◆ WRITTEN PROBLEM:
Each line containing the word "color" must be collected.

◆ DATA LINES:
..............................
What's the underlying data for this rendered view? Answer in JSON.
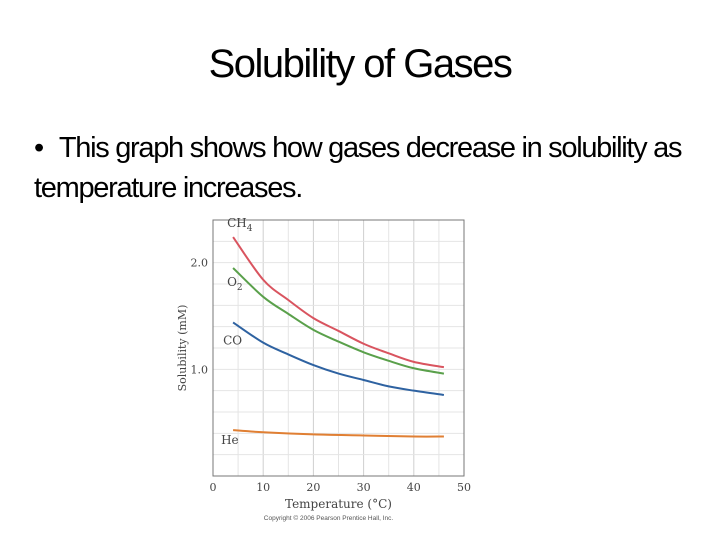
{
  "slide": {
    "title": "Solubility of Gases",
    "bullet": "This graph shows how gases decrease in solubility as temperature increases."
  },
  "chart_data": {
    "type": "line",
    "xlabel": "Temperature (°C)",
    "ylabel": "Solubility (mM)",
    "xlim": [
      0,
      50
    ],
    "ylim": [
      0,
      2.4
    ],
    "x_ticks": [
      0,
      10,
      20,
      30,
      40,
      50
    ],
    "x_tick_labels": [
      "0",
      "10",
      "20",
      "30",
      "40",
      "50"
    ],
    "y_ticks": [
      1.0,
      2.0
    ],
    "y_tick_labels": [
      "1.0",
      "2.0"
    ],
    "grid": true,
    "series": [
      {
        "name": "CH4",
        "color": "#d9545f",
        "x": [
          4,
          10,
          15,
          20,
          25,
          30,
          35,
          40,
          46
        ],
        "y": [
          2.24,
          1.84,
          1.65,
          1.48,
          1.36,
          1.24,
          1.15,
          1.07,
          1.02
        ]
      },
      {
        "name": "O2",
        "color": "#5aa04b",
        "x": [
          4,
          10,
          15,
          20,
          25,
          30,
          35,
          40,
          46
        ],
        "y": [
          1.95,
          1.68,
          1.52,
          1.37,
          1.26,
          1.16,
          1.08,
          1.01,
          0.96
        ]
      },
      {
        "name": "CO",
        "color": "#2e62a1",
        "x": [
          4,
          10,
          15,
          20,
          25,
          30,
          35,
          40,
          46
        ],
        "y": [
          1.44,
          1.25,
          1.14,
          1.04,
          0.96,
          0.9,
          0.84,
          0.8,
          0.76
        ]
      },
      {
        "name": "He",
        "color": "#e07f33",
        "x": [
          4,
          10,
          20,
          30,
          40,
          46
        ],
        "y": [
          0.43,
          0.41,
          0.39,
          0.38,
          0.37,
          0.37
        ]
      }
    ],
    "series_labels": [
      {
        "text": "CH",
        "sub": "4",
        "series": "CH4"
      },
      {
        "text": "O",
        "sub": "2",
        "series": "O2"
      },
      {
        "text": "CO",
        "sub": "",
        "series": "CO"
      },
      {
        "text": "He",
        "sub": "",
        "series": "He"
      }
    ],
    "copyright": "Copyright © 2006 Pearson Prentice Hall, Inc."
  }
}
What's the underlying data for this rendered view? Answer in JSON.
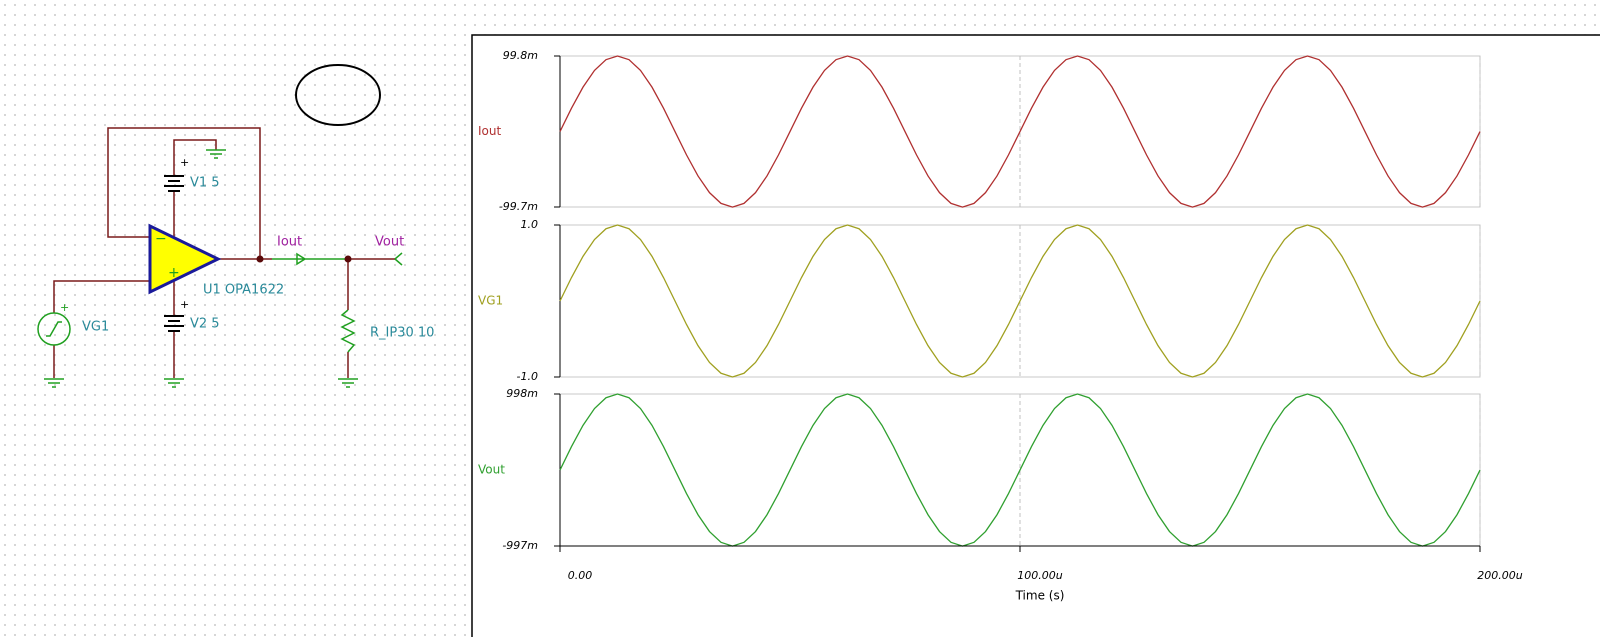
{
  "schematic": {
    "labels": {
      "v1": "V1 5",
      "v2": "V2 5",
      "opamp": "U1 OPA1622",
      "source": "VG1",
      "iout": "Iout",
      "vout": "Vout",
      "resistor": "R_IP30 10"
    }
  },
  "chart_data": [
    {
      "type": "line",
      "x": [
        0,
        2.5e-06,
        5e-06,
        7.5e-06,
        1e-05,
        1.25e-05,
        1.5e-05,
        1.75e-05,
        2e-05,
        2.25e-05,
        2.5e-05,
        2.75e-05,
        3e-05,
        3.25e-05,
        3.5e-05,
        3.75e-05,
        4e-05,
        4.25e-05,
        4.5e-05,
        4.75e-05,
        5e-05,
        5.25e-05,
        5.5e-05,
        5.75e-05,
        6e-05,
        6.25e-05,
        6.5e-05,
        6.75e-05,
        7e-05,
        7.25e-05,
        7.5e-05,
        7.75e-05,
        8e-05,
        8.25e-05,
        8.5e-05,
        8.75e-05,
        9e-05,
        9.25e-05,
        9.5e-05,
        9.75e-05,
        0.0001,
        0.0001025,
        0.000105,
        0.0001075,
        0.00011,
        0.0001125,
        0.000115,
        0.0001175,
        0.00012,
        0.0001225,
        0.000125,
        0.0001275,
        0.00013,
        0.0001325,
        0.000135,
        0.0001375,
        0.00014,
        0.0001425,
        0.000145,
        0.0001475,
        0.00015,
        0.0001525,
        0.000155,
        0.0001575,
        0.00016,
        0.0001625,
        0.000165,
        0.0001675,
        0.00017,
        0.0001725,
        0.000175,
        0.0001775,
        0.00018,
        0.0001825,
        0.000185,
        0.0001875,
        0.00019,
        0.0001925,
        0.000195,
        0.0001975,
        0.0002
      ],
      "xlim": [
        0,
        0.0002
      ],
      "ylim": [
        -0.0997,
        0.0998
      ],
      "yticks": [
        {
          "value": 0.0998,
          "label": "99.8m"
        },
        {
          "value": -0.0997,
          "label": "-99.7m"
        }
      ],
      "series": [
        {
          "name": "Iout",
          "color": "#b03030",
          "values": [
            0,
            0.03084,
            0.05866,
            0.08074,
            0.09492,
            0.0998,
            0.09492,
            0.08074,
            0.05866,
            0.03084,
            0,
            -0.03084,
            -0.05866,
            -0.08074,
            -0.09492,
            -0.0998,
            -0.09492,
            -0.08074,
            -0.05866,
            -0.03084,
            0,
            0.03084,
            0.05866,
            0.08074,
            0.09492,
            0.0998,
            0.09492,
            0.08074,
            0.05866,
            0.03084,
            0,
            -0.03084,
            -0.05866,
            -0.08074,
            -0.09492,
            -0.0998,
            -0.09492,
            -0.08074,
            -0.05866,
            -0.03084,
            0,
            0.03084,
            0.05866,
            0.08074,
            0.09492,
            0.0998,
            0.09492,
            0.08074,
            0.05866,
            0.03084,
            0,
            -0.03084,
            -0.05866,
            -0.08074,
            -0.09492,
            -0.0998,
            -0.09492,
            -0.08074,
            -0.05866,
            -0.03084,
            0,
            0.03084,
            0.05866,
            0.08074,
            0.09492,
            0.0998,
            0.09492,
            0.08074,
            0.05866,
            0.03084,
            0,
            -0.03084,
            -0.05866,
            -0.08074,
            -0.09492,
            -0.0998,
            -0.09492,
            -0.08074,
            -0.05866,
            -0.03084,
            0
          ]
        }
      ]
    },
    {
      "type": "line",
      "x": [
        0,
        2.5e-06,
        5e-06,
        7.5e-06,
        1e-05,
        1.25e-05,
        1.5e-05,
        1.75e-05,
        2e-05,
        2.25e-05,
        2.5e-05,
        2.75e-05,
        3e-05,
        3.25e-05,
        3.5e-05,
        3.75e-05,
        4e-05,
        4.25e-05,
        4.5e-05,
        4.75e-05,
        5e-05,
        5.25e-05,
        5.5e-05,
        5.75e-05,
        6e-05,
        6.25e-05,
        6.5e-05,
        6.75e-05,
        7e-05,
        7.25e-05,
        7.5e-05,
        7.75e-05,
        8e-05,
        8.25e-05,
        8.5e-05,
        8.75e-05,
        9e-05,
        9.25e-05,
        9.5e-05,
        9.75e-05,
        0.0001,
        0.0001025,
        0.000105,
        0.0001075,
        0.00011,
        0.0001125,
        0.000115,
        0.0001175,
        0.00012,
        0.0001225,
        0.000125,
        0.0001275,
        0.00013,
        0.0001325,
        0.000135,
        0.0001375,
        0.00014,
        0.0001425,
        0.000145,
        0.0001475,
        0.00015,
        0.0001525,
        0.000155,
        0.0001575,
        0.00016,
        0.0001625,
        0.000165,
        0.0001675,
        0.00017,
        0.0001725,
        0.000175,
        0.0001775,
        0.00018,
        0.0001825,
        0.000185,
        0.0001875,
        0.00019,
        0.0001925,
        0.000195,
        0.0001975,
        0.0002
      ],
      "xlim": [
        0,
        0.0002
      ],
      "ylim": [
        -1,
        1
      ],
      "yticks": [
        {
          "value": 1,
          "label": "1.0"
        },
        {
          "value": -1,
          "label": "-1.0"
        }
      ],
      "series": [
        {
          "name": "VG1",
          "color": "#a0a020",
          "values": [
            0,
            0.309,
            0.5878,
            0.809,
            0.9511,
            1,
            0.9511,
            0.809,
            0.5878,
            0.309,
            0,
            -0.309,
            -0.5878,
            -0.809,
            -0.9511,
            -1,
            -0.9511,
            -0.809,
            -0.5878,
            -0.309,
            0,
            0.309,
            0.5878,
            0.809,
            0.9511,
            1,
            0.9511,
            0.809,
            0.5878,
            0.309,
            0,
            -0.309,
            -0.5878,
            -0.809,
            -0.9511,
            -1,
            -0.9511,
            -0.809,
            -0.5878,
            -0.309,
            0,
            0.309,
            0.5878,
            0.809,
            0.9511,
            1,
            0.9511,
            0.809,
            0.5878,
            0.309,
            0,
            -0.309,
            -0.5878,
            -0.809,
            -0.9511,
            -1,
            -0.9511,
            -0.809,
            -0.5878,
            -0.309,
            0,
            0.309,
            0.5878,
            0.809,
            0.9511,
            1,
            0.9511,
            0.809,
            0.5878,
            0.309,
            0,
            -0.309,
            -0.5878,
            -0.809,
            -0.9511,
            -1,
            -0.9511,
            -0.809,
            -0.5878,
            -0.309,
            0
          ]
        }
      ]
    },
    {
      "type": "line",
      "x": [
        0,
        2.5e-06,
        5e-06,
        7.5e-06,
        1e-05,
        1.25e-05,
        1.5e-05,
        1.75e-05,
        2e-05,
        2.25e-05,
        2.5e-05,
        2.75e-05,
        3e-05,
        3.25e-05,
        3.5e-05,
        3.75e-05,
        4e-05,
        4.25e-05,
        4.5e-05,
        4.75e-05,
        5e-05,
        5.25e-05,
        5.5e-05,
        5.75e-05,
        6e-05,
        6.25e-05,
        6.5e-05,
        6.75e-05,
        7e-05,
        7.25e-05,
        7.5e-05,
        7.75e-05,
        8e-05,
        8.25e-05,
        8.5e-05,
        8.75e-05,
        9e-05,
        9.25e-05,
        9.5e-05,
        9.75e-05,
        0.0001,
        0.0001025,
        0.000105,
        0.0001075,
        0.00011,
        0.0001125,
        0.000115,
        0.0001175,
        0.00012,
        0.0001225,
        0.000125,
        0.0001275,
        0.00013,
        0.0001325,
        0.000135,
        0.0001375,
        0.00014,
        0.0001425,
        0.000145,
        0.0001475,
        0.00015,
        0.0001525,
        0.000155,
        0.0001575,
        0.00016,
        0.0001625,
        0.000165,
        0.0001675,
        0.00017,
        0.0001725,
        0.000175,
        0.0001775,
        0.00018,
        0.0001825,
        0.000185,
        0.0001875,
        0.00019,
        0.0001925,
        0.000195,
        0.0001975,
        0.0002
      ],
      "xlim": [
        0,
        0.0002
      ],
      "xticks": [
        {
          "value": 0,
          "label": "0.00"
        },
        {
          "value": 0.0001,
          "label": "100.00u"
        },
        {
          "value": 0.0002,
          "label": "200.00u"
        }
      ],
      "xlabel": "Time (s)",
      "ylim": [
        -0.997,
        0.998
      ],
      "yticks": [
        {
          "value": 0.998,
          "label": "998m"
        },
        {
          "value": -0.997,
          "label": "-997m"
        }
      ],
      "series": [
        {
          "name": "Vout",
          "color": "#30a030",
          "values": [
            0,
            0.3084,
            0.5866,
            0.8074,
            0.9492,
            0.998,
            0.9492,
            0.8074,
            0.5866,
            0.3084,
            0,
            -0.3084,
            -0.5866,
            -0.8074,
            -0.9492,
            -0.998,
            -0.9492,
            -0.8074,
            -0.5866,
            -0.3084,
            0,
            0.3084,
            0.5866,
            0.8074,
            0.9492,
            0.998,
            0.9492,
            0.8074,
            0.5866,
            0.3084,
            0,
            -0.3084,
            -0.5866,
            -0.8074,
            -0.9492,
            -0.998,
            -0.9492,
            -0.8074,
            -0.5866,
            -0.3084,
            0,
            0.3084,
            0.5866,
            0.8074,
            0.9492,
            0.998,
            0.9492,
            0.8074,
            0.5866,
            0.3084,
            0,
            -0.3084,
            -0.5866,
            -0.8074,
            -0.9492,
            -0.998,
            -0.9492,
            -0.8074,
            -0.5866,
            -0.3084,
            0,
            0.3084,
            0.5866,
            0.8074,
            0.9492,
            0.998,
            0.9492,
            0.8074,
            0.5866,
            0.3084,
            0,
            -0.3084,
            -0.5866,
            -0.8074,
            -0.9492,
            -0.998,
            -0.9492,
            -0.8074,
            -0.5866,
            -0.3084,
            0
          ]
        }
      ]
    }
  ]
}
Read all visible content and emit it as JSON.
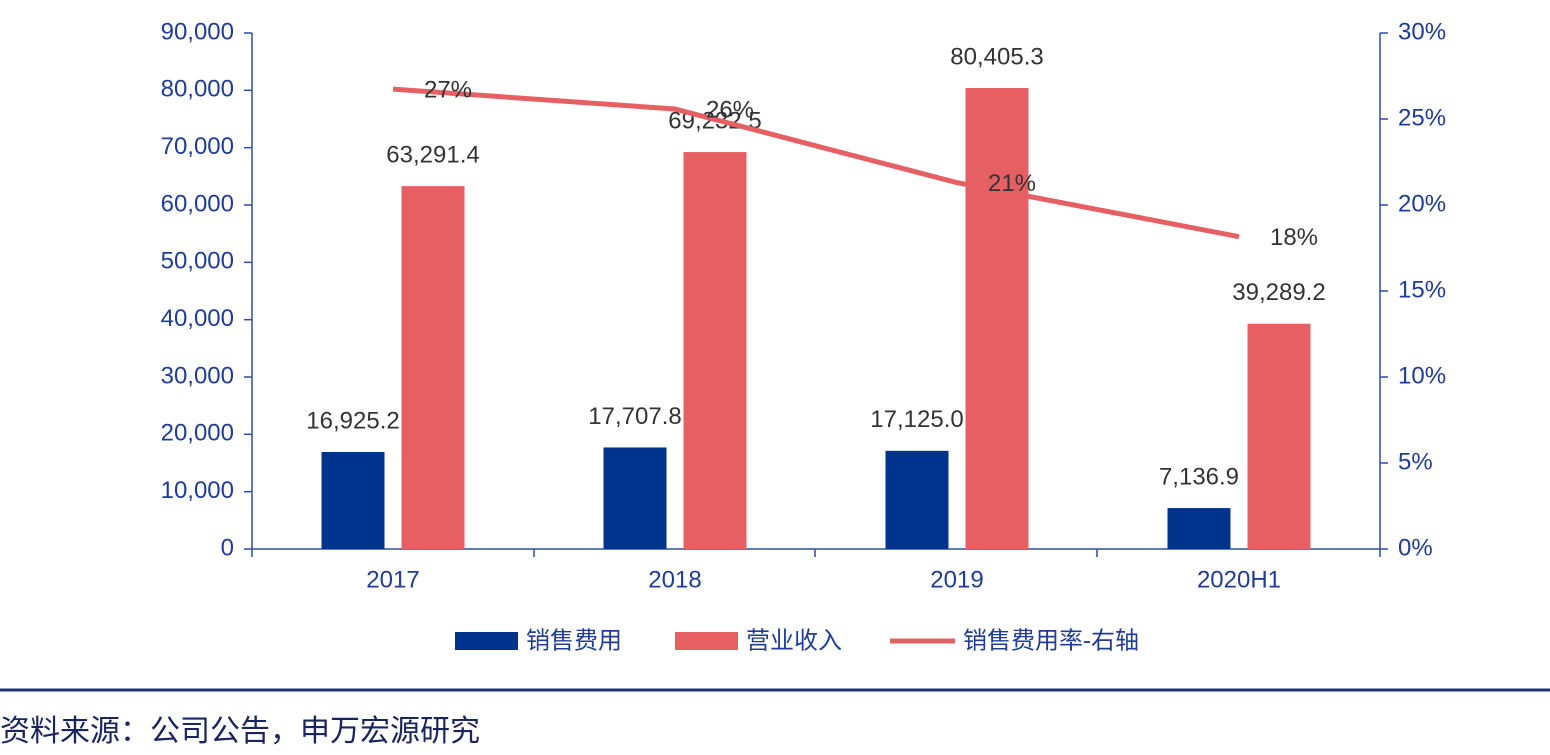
{
  "chart_data": {
    "type": "bar",
    "categories": [
      "2017",
      "2018",
      "2019",
      "2020H1"
    ],
    "series": [
      {
        "name": "销售费用",
        "type": "bar",
        "color": "#00338d",
        "values": [
          16925.2,
          17707.8,
          17125.0,
          7136.9
        ],
        "value_labels": [
          "16,925.2",
          "17,707.8",
          "17,125.0",
          "7,136.9"
        ]
      },
      {
        "name": "营业收入",
        "type": "bar",
        "color": "#e66063",
        "values": [
          63291.4,
          69232.5,
          80405.3,
          39289.2
        ],
        "value_labels": [
          "63,291.4",
          "69,232.5",
          "80,405.3",
          "39,289.2"
        ]
      },
      {
        "name": "销售费用率-右轴",
        "type": "line",
        "axis": "y2",
        "color": "#e66063",
        "values": [
          26.74,
          25.58,
          21.3,
          18.16
        ],
        "value_labels": [
          "27%",
          "26%",
          "21%",
          "18%"
        ]
      }
    ],
    "ylim": [
      0,
      90000
    ],
    "yticks": [
      0,
      {
        "value": 10000,
        "label": "10,000"
      },
      {
        "value": 20000,
        "label": "20,000"
      },
      {
        "value": 30000,
        "label": "30,000"
      },
      {
        "value": 40000,
        "label": "40,000"
      },
      {
        "value": 50000,
        "label": "50,000"
      },
      {
        "value": 60000,
        "label": "60,000"
      },
      {
        "value": 70000,
        "label": "70,000"
      },
      {
        "value": 80000,
        "label": "80,000"
      },
      {
        "value": 90000,
        "label": "90,000"
      }
    ],
    "y2lim": [
      0,
      30
    ],
    "y2ticks": [
      {
        "value": 0,
        "label": "0%"
      },
      {
        "value": 5,
        "label": "5%"
      },
      {
        "value": 10,
        "label": "10%"
      },
      {
        "value": 15,
        "label": "15%"
      },
      {
        "value": 20,
        "label": "20%"
      },
      {
        "value": 25,
        "label": "25%"
      },
      {
        "value": 30,
        "label": "30%"
      }
    ],
    "legend": "bottom"
  },
  "footer": {
    "source": "资料来源：公司公告，申万宏源研究"
  }
}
..............................
◆ CORRECT RESPONSE:
        "color": "#d9545f",
        "color": "#5aa04b",
        "color": "#2e62a1",
        "color": "#e07f33",
          "color": "#b03030",
          "color": "#a0a020",
          "color": "#30a030",
        "color": "#00338d",
        "color": "#e66063",
        "color": "#e66063",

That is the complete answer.